PROMPT: Repeat exactly each line of the data provided below.

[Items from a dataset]

++++++++++++++++++++

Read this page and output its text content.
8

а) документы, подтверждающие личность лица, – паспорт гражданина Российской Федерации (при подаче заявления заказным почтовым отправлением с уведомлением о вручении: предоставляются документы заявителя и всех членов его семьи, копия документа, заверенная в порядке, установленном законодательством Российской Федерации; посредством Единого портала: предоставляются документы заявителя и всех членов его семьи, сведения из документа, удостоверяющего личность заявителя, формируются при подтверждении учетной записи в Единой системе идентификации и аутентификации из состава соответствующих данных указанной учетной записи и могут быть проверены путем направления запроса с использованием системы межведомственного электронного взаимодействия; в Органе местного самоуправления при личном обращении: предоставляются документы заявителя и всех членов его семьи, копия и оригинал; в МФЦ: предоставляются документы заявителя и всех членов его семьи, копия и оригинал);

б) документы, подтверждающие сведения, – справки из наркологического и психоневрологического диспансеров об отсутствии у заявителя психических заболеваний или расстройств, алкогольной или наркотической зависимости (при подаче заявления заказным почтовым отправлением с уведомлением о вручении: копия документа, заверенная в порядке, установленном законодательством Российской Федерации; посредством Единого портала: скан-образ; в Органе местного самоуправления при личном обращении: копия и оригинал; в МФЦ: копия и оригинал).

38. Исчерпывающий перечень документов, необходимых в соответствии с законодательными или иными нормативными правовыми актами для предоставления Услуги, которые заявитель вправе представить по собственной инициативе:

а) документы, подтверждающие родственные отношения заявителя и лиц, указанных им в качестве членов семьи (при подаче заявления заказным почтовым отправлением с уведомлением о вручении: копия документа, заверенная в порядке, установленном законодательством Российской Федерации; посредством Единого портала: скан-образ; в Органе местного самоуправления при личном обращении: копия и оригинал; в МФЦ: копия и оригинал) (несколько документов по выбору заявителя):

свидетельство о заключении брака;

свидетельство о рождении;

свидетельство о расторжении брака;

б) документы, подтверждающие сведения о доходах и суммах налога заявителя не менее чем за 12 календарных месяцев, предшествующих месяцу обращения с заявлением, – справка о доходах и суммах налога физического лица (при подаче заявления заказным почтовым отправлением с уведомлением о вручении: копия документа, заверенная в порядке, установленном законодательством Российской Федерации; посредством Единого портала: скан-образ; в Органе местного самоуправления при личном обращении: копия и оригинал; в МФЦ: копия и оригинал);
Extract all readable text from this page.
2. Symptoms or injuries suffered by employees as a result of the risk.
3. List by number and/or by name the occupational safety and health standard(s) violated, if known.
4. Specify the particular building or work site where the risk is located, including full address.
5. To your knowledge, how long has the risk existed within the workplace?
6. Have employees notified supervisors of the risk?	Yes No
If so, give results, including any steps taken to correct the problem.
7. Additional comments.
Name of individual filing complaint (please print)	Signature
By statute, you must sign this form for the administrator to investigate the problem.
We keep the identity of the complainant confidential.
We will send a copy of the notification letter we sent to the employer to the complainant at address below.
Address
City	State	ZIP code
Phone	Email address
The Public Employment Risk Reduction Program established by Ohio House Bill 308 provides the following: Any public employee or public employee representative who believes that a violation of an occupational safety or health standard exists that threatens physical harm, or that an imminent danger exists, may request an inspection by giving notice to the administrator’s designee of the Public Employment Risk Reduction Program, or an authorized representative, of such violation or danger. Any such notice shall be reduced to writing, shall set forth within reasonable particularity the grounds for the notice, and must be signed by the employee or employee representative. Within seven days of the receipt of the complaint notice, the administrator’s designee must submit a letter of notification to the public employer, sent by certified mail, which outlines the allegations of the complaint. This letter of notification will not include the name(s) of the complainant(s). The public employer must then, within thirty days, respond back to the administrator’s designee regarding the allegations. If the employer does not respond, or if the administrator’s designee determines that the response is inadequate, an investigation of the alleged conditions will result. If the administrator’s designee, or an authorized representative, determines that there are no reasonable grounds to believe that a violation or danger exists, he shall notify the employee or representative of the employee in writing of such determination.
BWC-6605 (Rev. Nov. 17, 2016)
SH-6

++++++++++++++++++++

RESPONSE TO THIS EXERCISE:
Read this page and output its text content.
8

а) документы, подтверждающие личность лица, – паспорт гражданина Российской Федерации (при подаче заявления заказным почтовым отправлением с уведомлением о вручении: предоставляются документы заявителя и всех членов его семьи, копия документа, заверенная в порядке, установленном законодательством Российской Федерации; посредством Единого портала: предоставляются документы заявителя и всех членов его семьи, сведения из документа, удостоверяющего личность заявителя, формируются при подтверждении учетной записи в Единой системе идентификации и аутентификации из состава соответствующих данных указанной учетной записи и могут быть проверены путем направления запроса с использованием системы межведомственного электронного взаимодействия; в Органе местного самоуправления при личном обращении: предоставляются документы заявителя и всех членов его семьи, копия и оригинал; в МФЦ: предоставляются документы заявителя и всех членов его семьи, копия и оригинал);

б) документы, подтверждающие сведения, – справки из наркологического и психоневрологического диспансеров об отсутствии у заявителя психических заболеваний или расстройств, алкогольной или наркотической зависимости (при подаче заявления заказным почтовым отправлением с уведомлением о вручении: копия документа, заверенная в порядке, установленном законодательством Российской Федерации; посредством Единого портала: скан-образ; в Органе местного самоуправления при личном обращении: копия и оригинал; в МФЦ: копия и оригинал).

38. Исчерпывающий перечень документов, необходимых в соответствии с законодательными или иными нормативными правовыми актами для предоставления Услуги, которые заявитель вправе представить по собственной инициативе:

а) документы, подтверждающие родственные отношения заявителя и лиц, указанных им в качестве членов семьи (при подаче заявления заказным почтовым отправлением с уведомлением о вручении: копия документа, заверенная в порядке, установленном законодательством Российской Федерации; посредством Единого портала: скан-образ; в Органе местного самоуправления при личном обращении: копия и оригинал; в МФЦ: копия и оригинал) (несколько документов по выбору заявителя):

свидетельство о заключении брака;

свидетельство о рождении;

свидетельство о расторжении брака;

б) документы, подтверждающие сведения о доходах и суммах налога заявителя не менее чем за 12 календарных месяцев, предшествующих месяцу обращения с заявлением, – справка о доходах и суммах налога физического лица (при подаче заявления заказным почтовым отправлением с уведомлением о вручении: копия документа, заверенная в порядке, установленном законодательством Российской Федерации; посредством Единого портала: скан-образ; в Органе местного самоуправления при личном обращении: копия и оригинал; в МФЦ: копия и оригинал);
Extract all readable text from this page.
2. Symptoms or injuries suffered by employees as a result of the risk.
3. List by number and/or by name the occupational safety and health standard(s) violated, if known.
4. Specify the particular building or work site where the risk is located, including full address.
5. To your knowledge, how long has the risk existed within the workplace?
6. Have employees notified supervisors of the risk?	Yes No
If so, give results, including any steps taken to correct the problem.
7. Additional comments.
Name of individual filing complaint (please print)	Signature
By statute, you must sign this form for the administrator to investigate the problem.
We keep the identity of the complainant confidential.
We will send a copy of the notification letter we sent to the employer to the complainant at address below.
Address
City	State	ZIP code
Phone	Email address
The Public Employment Risk Reduction Program established by Ohio House Bill 308 provides the following: Any public employee or public employee representative who believes that a violation of an occupational safety or health standard exists that threatens physical harm, or that an imminent danger exists, may request an inspection by giving notice to the administrator’s designee of the Public Employment Risk Reduction Program, or an authorized representative, of such violation or danger. Any such notice shall be reduced to writing, shall set forth within reasonable particularity the grounds for the notice, and must be signed by the employee or employee representative. Within seven days of the receipt of the complaint notice, the administrator’s designee must submit a letter of notification to the public employer, sent by certified mail, which outlines the allegations of the complaint. This letter of notification will not include the name(s) of the complainant(s). The public employer must then, within thirty days, respond back to the administrator’s designee regarding the allegations. If the employer does not respond, or if the administrator’s designee determines that the response is inadequate, an investigation of the alleged conditions will result. If the administrator’s designee, or an authorized representative, determines that there are no reasonable grounds to believe that a violation or danger exists, he shall notify the employee or representative of the employee in writing of such determination.
BWC-6605 (Rev. Nov. 17, 2016)
SH-6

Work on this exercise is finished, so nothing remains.